▸ Exercise data:
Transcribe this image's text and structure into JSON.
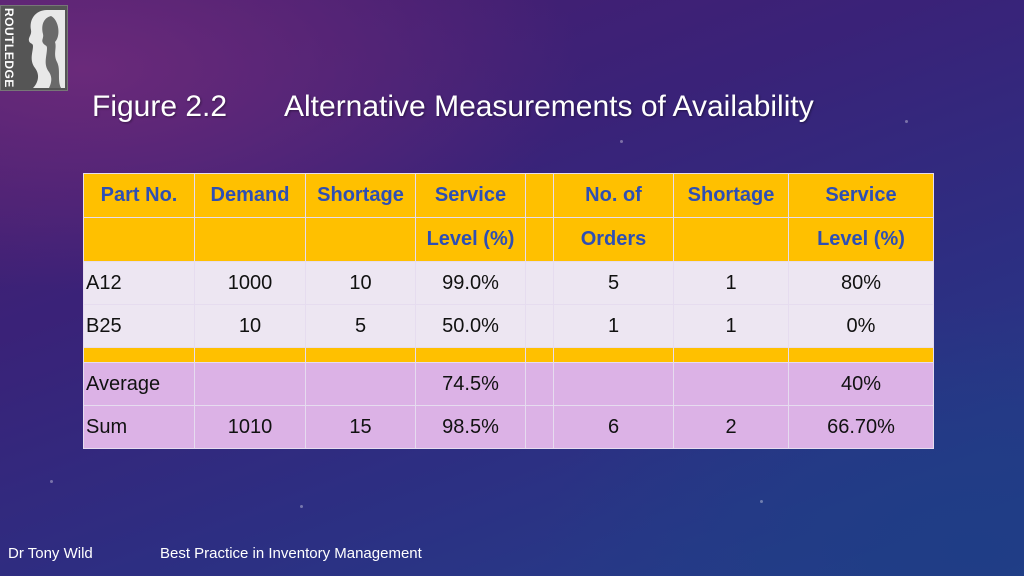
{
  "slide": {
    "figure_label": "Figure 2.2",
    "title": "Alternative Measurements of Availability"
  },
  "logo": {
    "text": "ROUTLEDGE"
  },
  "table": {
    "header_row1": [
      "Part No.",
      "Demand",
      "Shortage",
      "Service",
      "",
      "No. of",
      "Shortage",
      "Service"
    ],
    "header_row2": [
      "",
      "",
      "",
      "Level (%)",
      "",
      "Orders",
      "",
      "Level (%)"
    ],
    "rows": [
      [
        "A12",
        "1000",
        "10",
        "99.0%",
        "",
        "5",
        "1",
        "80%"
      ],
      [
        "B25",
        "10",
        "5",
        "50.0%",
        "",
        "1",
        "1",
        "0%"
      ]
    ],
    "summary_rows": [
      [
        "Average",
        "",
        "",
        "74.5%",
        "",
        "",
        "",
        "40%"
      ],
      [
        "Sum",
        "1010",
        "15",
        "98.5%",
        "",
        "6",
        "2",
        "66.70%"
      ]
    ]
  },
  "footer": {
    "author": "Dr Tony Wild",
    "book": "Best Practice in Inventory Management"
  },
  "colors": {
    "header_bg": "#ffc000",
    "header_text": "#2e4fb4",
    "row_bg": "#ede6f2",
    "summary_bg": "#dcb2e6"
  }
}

▸ Task prompt:
Write every record out again exactly; no pictures belong in the copy.

▸ Correct result:
Transcribe this image's text and structure into JSON.
{
  "slide": {
    "figure_label": "Figure 2.2",
    "title": "Alternative Measurements of Availability"
  },
  "logo": {
    "text": "ROUTLEDGE"
  },
  "table": {
    "header_row1": [
      "Part No.",
      "Demand",
      "Shortage",
      "Service",
      "",
      "No. of",
      "Shortage",
      "Service"
    ],
    "header_row2": [
      "",
      "",
      "",
      "Level (%)",
      "",
      "Orders",
      "",
      "Level (%)"
    ],
    "rows": [
      [
        "A12",
        "1000",
        "10",
        "99.0%",
        "",
        "5",
        "1",
        "80%"
      ],
      [
        "B25",
        "10",
        "5",
        "50.0%",
        "",
        "1",
        "1",
        "0%"
      ]
    ],
    "summary_rows": [
      [
        "Average",
        "",
        "",
        "74.5%",
        "",
        "",
        "",
        "40%"
      ],
      [
        "Sum",
        "1010",
        "15",
        "98.5%",
        "",
        "6",
        "2",
        "66.70%"
      ]
    ]
  },
  "footer": {
    "author": "Dr Tony Wild",
    "book": "Best Practice in Inventory Management"
  },
  "colors": {
    "header_bg": "#ffc000",
    "header_text": "#2e4fb4",
    "row_bg": "#ede6f2",
    "summary_bg": "#dcb2e6"
  }
}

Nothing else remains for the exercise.